Each line of the material below that holds the word "贵上极则反贱" needs to be copied.

RECORDED DATA >>

^^^^^^^^^^^^^^^^

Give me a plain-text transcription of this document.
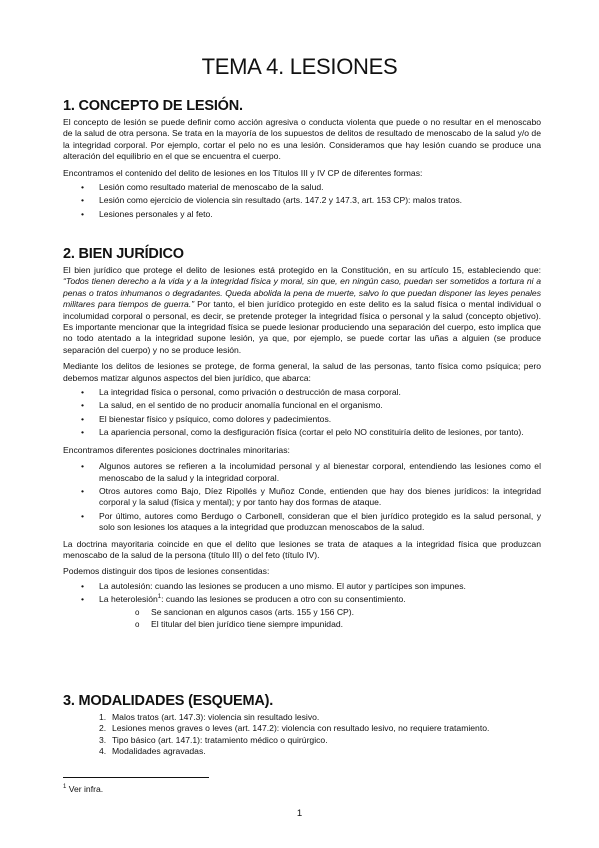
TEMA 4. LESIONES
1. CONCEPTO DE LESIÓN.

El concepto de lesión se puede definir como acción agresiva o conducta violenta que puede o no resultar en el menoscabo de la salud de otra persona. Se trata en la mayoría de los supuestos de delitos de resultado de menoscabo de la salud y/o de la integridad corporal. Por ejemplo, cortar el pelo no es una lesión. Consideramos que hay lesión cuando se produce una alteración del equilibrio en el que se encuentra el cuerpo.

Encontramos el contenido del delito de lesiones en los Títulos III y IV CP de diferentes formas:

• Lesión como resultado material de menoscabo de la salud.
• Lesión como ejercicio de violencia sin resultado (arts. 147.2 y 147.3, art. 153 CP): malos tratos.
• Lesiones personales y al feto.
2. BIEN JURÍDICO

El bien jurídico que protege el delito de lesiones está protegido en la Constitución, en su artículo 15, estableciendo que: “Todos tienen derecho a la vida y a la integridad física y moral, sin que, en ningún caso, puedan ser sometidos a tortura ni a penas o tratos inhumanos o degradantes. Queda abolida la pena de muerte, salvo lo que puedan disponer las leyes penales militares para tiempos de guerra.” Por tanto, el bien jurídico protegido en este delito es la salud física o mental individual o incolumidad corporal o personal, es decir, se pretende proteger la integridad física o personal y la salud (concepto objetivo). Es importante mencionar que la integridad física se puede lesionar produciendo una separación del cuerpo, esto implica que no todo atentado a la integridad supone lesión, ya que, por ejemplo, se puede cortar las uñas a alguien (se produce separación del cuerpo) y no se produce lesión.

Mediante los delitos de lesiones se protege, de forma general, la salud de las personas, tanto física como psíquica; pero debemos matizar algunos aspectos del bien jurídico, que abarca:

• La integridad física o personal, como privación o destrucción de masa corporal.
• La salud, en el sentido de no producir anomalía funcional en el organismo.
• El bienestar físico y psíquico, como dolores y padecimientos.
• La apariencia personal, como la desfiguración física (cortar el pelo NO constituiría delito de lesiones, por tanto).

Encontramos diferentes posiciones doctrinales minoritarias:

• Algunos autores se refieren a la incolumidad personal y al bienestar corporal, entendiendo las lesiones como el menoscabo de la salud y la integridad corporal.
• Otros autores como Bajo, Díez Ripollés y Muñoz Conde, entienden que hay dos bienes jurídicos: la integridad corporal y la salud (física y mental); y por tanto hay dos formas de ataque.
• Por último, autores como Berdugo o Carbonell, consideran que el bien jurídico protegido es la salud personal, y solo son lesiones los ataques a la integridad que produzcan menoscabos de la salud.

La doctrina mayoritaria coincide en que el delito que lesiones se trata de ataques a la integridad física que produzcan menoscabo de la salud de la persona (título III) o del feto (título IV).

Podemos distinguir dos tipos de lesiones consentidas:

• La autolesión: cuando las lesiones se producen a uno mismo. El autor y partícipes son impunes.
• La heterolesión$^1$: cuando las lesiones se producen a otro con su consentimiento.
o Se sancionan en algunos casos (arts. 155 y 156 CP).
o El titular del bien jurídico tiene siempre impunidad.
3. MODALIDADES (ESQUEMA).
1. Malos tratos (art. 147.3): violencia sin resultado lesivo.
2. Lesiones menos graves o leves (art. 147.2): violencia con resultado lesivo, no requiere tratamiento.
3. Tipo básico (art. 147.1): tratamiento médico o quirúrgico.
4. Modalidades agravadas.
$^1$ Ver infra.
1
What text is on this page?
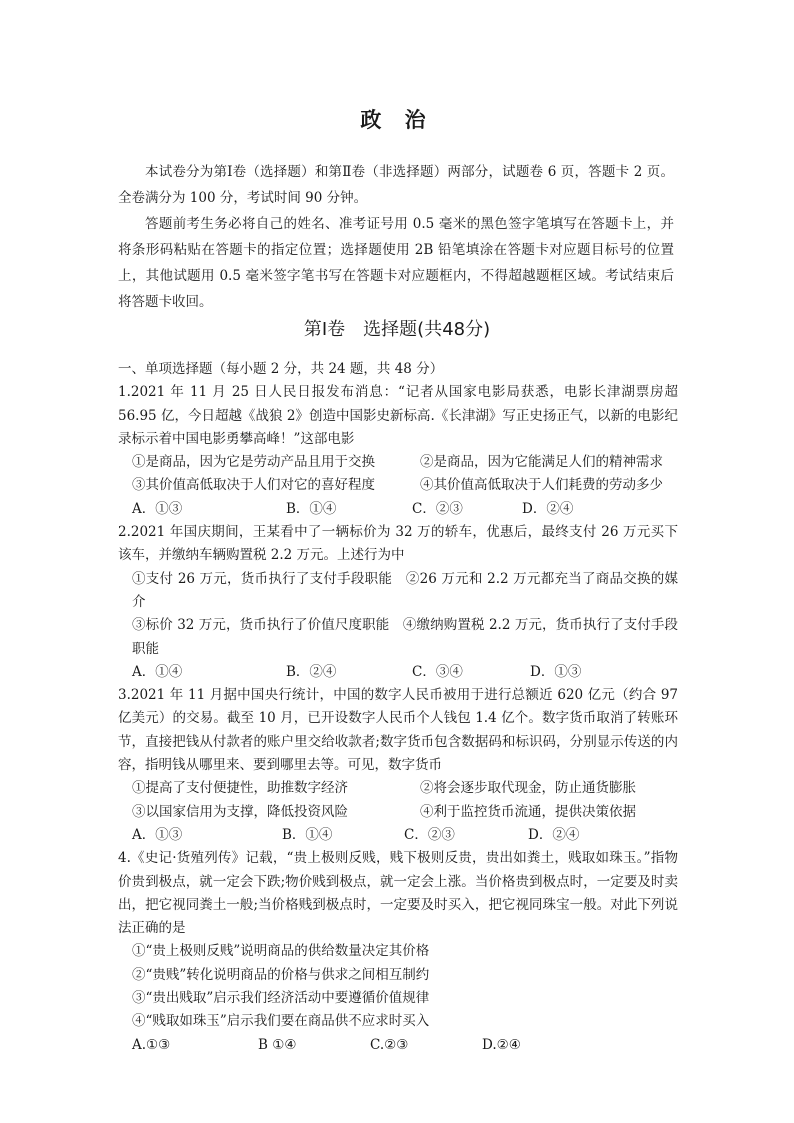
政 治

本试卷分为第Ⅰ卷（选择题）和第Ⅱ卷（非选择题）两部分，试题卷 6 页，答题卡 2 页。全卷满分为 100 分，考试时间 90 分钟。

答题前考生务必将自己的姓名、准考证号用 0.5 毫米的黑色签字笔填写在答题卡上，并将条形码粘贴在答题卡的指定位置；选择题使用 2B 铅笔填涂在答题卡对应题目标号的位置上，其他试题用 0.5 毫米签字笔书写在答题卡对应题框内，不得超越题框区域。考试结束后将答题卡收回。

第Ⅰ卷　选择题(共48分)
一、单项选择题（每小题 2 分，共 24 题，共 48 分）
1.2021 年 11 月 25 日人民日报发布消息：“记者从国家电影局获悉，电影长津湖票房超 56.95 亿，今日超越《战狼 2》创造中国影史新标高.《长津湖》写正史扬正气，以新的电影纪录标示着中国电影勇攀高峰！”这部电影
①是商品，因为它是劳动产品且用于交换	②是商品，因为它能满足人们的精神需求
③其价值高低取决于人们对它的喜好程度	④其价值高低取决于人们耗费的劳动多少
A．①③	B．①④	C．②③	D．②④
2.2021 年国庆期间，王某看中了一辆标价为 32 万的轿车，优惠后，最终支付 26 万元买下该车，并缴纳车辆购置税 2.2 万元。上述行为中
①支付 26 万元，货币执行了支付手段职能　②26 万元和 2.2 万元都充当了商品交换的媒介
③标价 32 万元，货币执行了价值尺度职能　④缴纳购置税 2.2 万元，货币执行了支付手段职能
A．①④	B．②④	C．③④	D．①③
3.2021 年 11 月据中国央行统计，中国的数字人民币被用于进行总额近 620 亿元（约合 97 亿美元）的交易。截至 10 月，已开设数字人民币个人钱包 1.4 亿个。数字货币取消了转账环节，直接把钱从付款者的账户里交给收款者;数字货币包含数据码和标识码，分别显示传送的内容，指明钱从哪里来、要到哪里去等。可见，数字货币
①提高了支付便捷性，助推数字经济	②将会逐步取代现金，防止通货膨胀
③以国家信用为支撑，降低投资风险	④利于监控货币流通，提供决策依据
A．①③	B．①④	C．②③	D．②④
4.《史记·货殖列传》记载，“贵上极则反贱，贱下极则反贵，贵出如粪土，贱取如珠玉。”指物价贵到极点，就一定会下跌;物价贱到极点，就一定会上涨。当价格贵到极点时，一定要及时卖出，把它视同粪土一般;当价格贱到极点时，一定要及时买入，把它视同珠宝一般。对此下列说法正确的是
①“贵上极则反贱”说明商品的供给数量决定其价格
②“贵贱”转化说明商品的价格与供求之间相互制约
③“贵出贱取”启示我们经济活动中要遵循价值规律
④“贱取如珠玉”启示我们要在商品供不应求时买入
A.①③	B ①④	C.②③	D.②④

^^^^^^^^^^^^^^^^

ANSWER TO THE TASK >>
4.《史记·货殖列传》记载，“贵上极则反贱，贱下极则反贵，贵出如粪土，贱取如珠玉。”指物价贵到极点，就一定会下跌;物价贱到极点，就一定会上涨。当价格贵到极点时，一定要及时卖出，把它视同粪土一般;当价格贱到极点时，一定要及时买入，把它视同珠宝一般。对此下列说法正确的是
①“贵上极则反贱”说明商品的供给数量决定其价格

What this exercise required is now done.